Do this
Write out all the entries word for word, but skip any images.

Data to use
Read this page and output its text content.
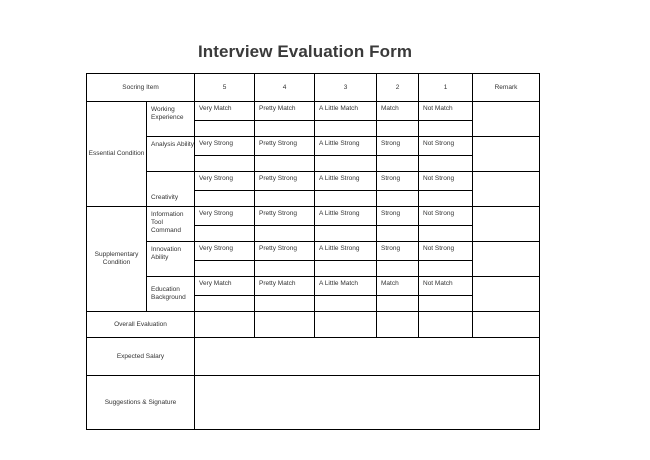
Interview Evaluation Form
Socring Item		5	4	3	2	1	Remark
Essential Condition	Working Experience	Very Match	Pretty Match	A Little Match	Match	Not Match	

	Analysis Ability	Very Strong	Pretty Strong	A Little Strong	Strong	Not Strong	

	Creativity	Very Strong	Pretty Strong	A Little Strong	Strong	Not Strong	

Supplementary Condition	Information Tool Command	Very Strong	Pretty Strong	A Little Strong	Strong	Not Strong	

	Innovation Ability	Very Strong	Pretty Strong	A Little Strong	Strong	Not Strong	

	Education Background	Very Match	Pretty Match	A Little Match	Match	Not Match	

Overall Evaluation							
Expected Salary							
Suggestions & Signature							
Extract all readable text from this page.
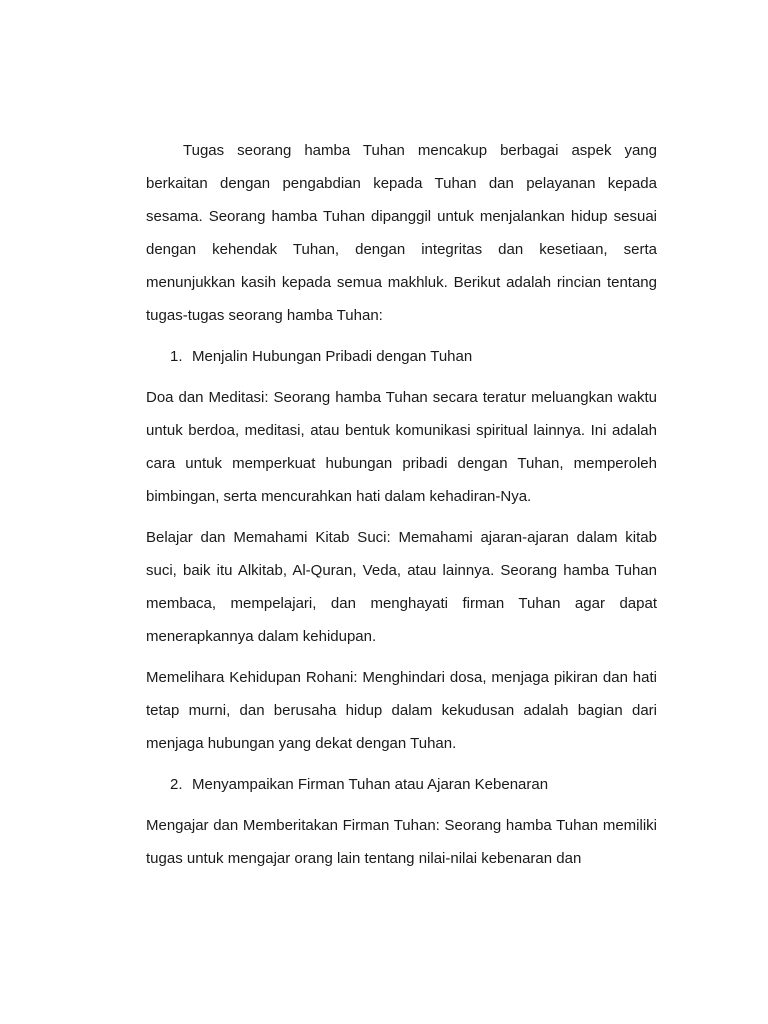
Tugas seorang hamba Tuhan mencakup berbagai aspek yang berkaitan dengan pengabdian kepada Tuhan dan pelayanan kepada sesama. Seorang hamba Tuhan dipanggil untuk menjalankan hidup sesuai dengan kehendak Tuhan, dengan integritas dan kesetiaan, serta menunjukkan kasih kepada semua makhluk. Berikut adalah rincian tentang tugas-tugas seorang hamba Tuhan:

1. Menjalin Hubungan Pribadi dengan Tuhan

Doa dan Meditasi: Seorang hamba Tuhan secara teratur meluangkan waktu untuk berdoa, meditasi, atau bentuk komunikasi spiritual lainnya. Ini adalah cara untuk memperkuat hubungan pribadi dengan Tuhan, memperoleh bimbingan, serta mencurahkan hati dalam kehadiran-Nya.

Belajar dan Memahami Kitab Suci: Memahami ajaran-ajaran dalam kitab suci, baik itu Alkitab, Al-Quran, Veda, atau lainnya. Seorang hamba Tuhan membaca, mempelajari, dan menghayati firman Tuhan agar dapat menerapkannya dalam kehidupan.

Memelihara Kehidupan Rohani: Menghindari dosa, menjaga pikiran dan hati tetap murni, dan berusaha hidup dalam kekudusan adalah bagian dari menjaga hubungan yang dekat dengan Tuhan.

2. Menyampaikan Firman Tuhan atau Ajaran Kebenaran

Mengajar dan Memberitakan Firman Tuhan: Seorang hamba Tuhan memiliki tugas untuk mengajar orang lain tentang nilai-nilai kebenaran dan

Result of the task
Read this page and output its text content.
Interview Evaluation Form
Socring Item		5	4	3	2	1	Remark
Essential Condition	Working Experience	Very Match	Pretty Match	A Little Match	Match	Not Match	

	Analysis Ability	Very Strong	Pretty Strong	A Little Strong	Strong	Not Strong	

	Creativity	Very Strong	Pretty Strong	A Little Strong	Strong	Not Strong	

Supplementary Condition	Information Tool Command	Very Strong	Pretty Strong	A Little Strong	Strong	Not Strong	

	Innovation Ability	Very Strong	Pretty Strong	A Little Strong	Strong	Not Strong	

	Education Background	Very Match	Pretty Match	A Little Match	Match	Not Match	

Overall Evaluation							
Expected Salary							
Suggestions & Signature							
Extract all readable text from this page.
Tugas seorang hamba Tuhan mencakup berbagai aspek yang berkaitan dengan pengabdian kepada Tuhan dan pelayanan kepada sesama. Seorang hamba Tuhan dipanggil untuk menjalankan hidup sesuai dengan kehendak Tuhan, dengan integritas dan kesetiaan, serta menunjukkan kasih kepada semua makhluk. Berikut adalah rincian tentang tugas-tugas seorang hamba Tuhan:

1. Menjalin Hubungan Pribadi dengan Tuhan

Doa dan Meditasi: Seorang hamba Tuhan secara teratur meluangkan waktu untuk berdoa, meditasi, atau bentuk komunikasi spiritual lainnya. Ini adalah cara untuk memperkuat hubungan pribadi dengan Tuhan, memperoleh bimbingan, serta mencurahkan hati dalam kehadiran-Nya.

Belajar dan Memahami Kitab Suci: Memahami ajaran-ajaran dalam kitab suci, baik itu Alkitab, Al-Quran, Veda, atau lainnya. Seorang hamba Tuhan membaca, mempelajari, dan menghayati firman Tuhan agar dapat menerapkannya dalam kehidupan.

Memelihara Kehidupan Rohani: Menghindari dosa, menjaga pikiran dan hati tetap murni, dan berusaha hidup dalam kekudusan adalah bagian dari menjaga hubungan yang dekat dengan Tuhan.

2. Menyampaikan Firman Tuhan atau Ajaran Kebenaran

Mengajar dan Memberitakan Firman Tuhan: Seorang hamba Tuhan memiliki tugas untuk mengajar orang lain tentang nilai-nilai kebenaran dan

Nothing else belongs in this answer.